[Structured figure records]

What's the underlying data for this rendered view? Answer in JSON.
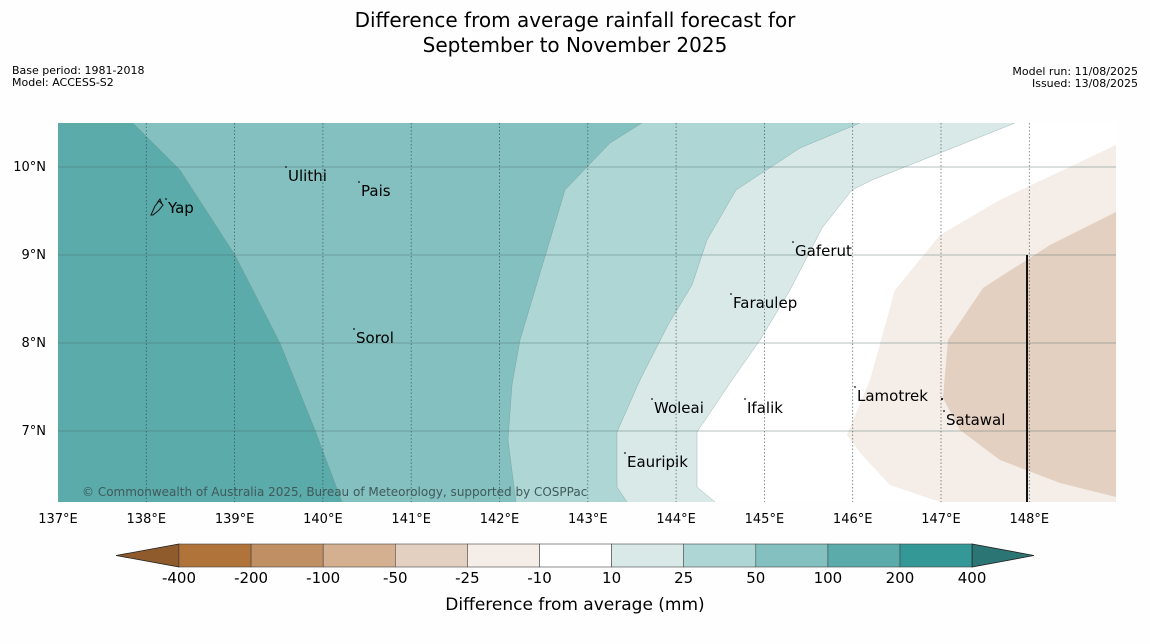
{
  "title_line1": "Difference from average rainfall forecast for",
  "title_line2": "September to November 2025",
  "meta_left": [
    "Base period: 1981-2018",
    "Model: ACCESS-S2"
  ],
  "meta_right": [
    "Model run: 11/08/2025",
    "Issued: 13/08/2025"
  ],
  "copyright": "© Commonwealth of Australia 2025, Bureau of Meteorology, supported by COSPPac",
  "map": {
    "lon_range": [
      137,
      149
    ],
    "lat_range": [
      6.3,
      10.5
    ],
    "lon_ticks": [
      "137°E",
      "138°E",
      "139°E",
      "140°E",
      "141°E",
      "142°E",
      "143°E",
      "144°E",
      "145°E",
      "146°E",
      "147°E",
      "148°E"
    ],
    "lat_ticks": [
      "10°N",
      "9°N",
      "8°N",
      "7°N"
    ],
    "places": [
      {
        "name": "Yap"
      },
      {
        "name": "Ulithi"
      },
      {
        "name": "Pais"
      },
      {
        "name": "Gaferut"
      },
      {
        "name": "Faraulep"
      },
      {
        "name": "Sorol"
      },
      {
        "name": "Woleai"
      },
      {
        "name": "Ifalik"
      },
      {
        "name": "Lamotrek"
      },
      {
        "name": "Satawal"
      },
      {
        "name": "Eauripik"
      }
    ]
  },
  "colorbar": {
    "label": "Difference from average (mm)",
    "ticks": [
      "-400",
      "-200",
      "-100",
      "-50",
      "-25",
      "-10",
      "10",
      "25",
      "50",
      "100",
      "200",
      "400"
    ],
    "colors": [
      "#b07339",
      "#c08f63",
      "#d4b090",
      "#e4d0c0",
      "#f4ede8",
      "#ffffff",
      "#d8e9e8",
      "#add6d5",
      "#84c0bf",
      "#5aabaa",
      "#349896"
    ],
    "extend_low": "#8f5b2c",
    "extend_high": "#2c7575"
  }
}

● Brief
Copy the data exactly. Any picture it contains is to be omitted.

● Problem solution
What's the underlying data for this rendered view? Answer in JSON.
{
  "title_line1": "Difference from average rainfall forecast for",
  "title_line2": "September to November 2025",
  "meta_left": [
    "Base period: 1981-2018",
    "Model: ACCESS-S2"
  ],
  "meta_right": [
    "Model run: 11/08/2025",
    "Issued: 13/08/2025"
  ],
  "copyright": "© Commonwealth of Australia 2025, Bureau of Meteorology, supported by COSPPac",
  "map": {
    "lon_range": [
      137,
      149
    ],
    "lat_range": [
      6.3,
      10.5
    ],
    "lon_ticks": [
      "137°E",
      "138°E",
      "139°E",
      "140°E",
      "141°E",
      "142°E",
      "143°E",
      "144°E",
      "145°E",
      "146°E",
      "147°E",
      "148°E"
    ],
    "lat_ticks": [
      "10°N",
      "9°N",
      "8°N",
      "7°N"
    ],
    "places": [
      {
        "name": "Yap"
      },
      {
        "name": "Ulithi"
      },
      {
        "name": "Pais"
      },
      {
        "name": "Gaferut"
      },
      {
        "name": "Faraulep"
      },
      {
        "name": "Sorol"
      },
      {
        "name": "Woleai"
      },
      {
        "name": "Ifalik"
      },
      {
        "name": "Lamotrek"
      },
      {
        "name": "Satawal"
      },
      {
        "name": "Eauripik"
      }
    ]
  },
  "colorbar": {
    "label": "Difference from average (mm)",
    "ticks": [
      "-400",
      "-200",
      "-100",
      "-50",
      "-25",
      "-10",
      "10",
      "25",
      "50",
      "100",
      "200",
      "400"
    ],
    "colors": [
      "#b07339",
      "#c08f63",
      "#d4b090",
      "#e4d0c0",
      "#f4ede8",
      "#ffffff",
      "#d8e9e8",
      "#add6d5",
      "#84c0bf",
      "#5aabaa",
      "#349896"
    ],
    "extend_low": "#8f5b2c",
    "extend_high": "#2c7575"
  }
}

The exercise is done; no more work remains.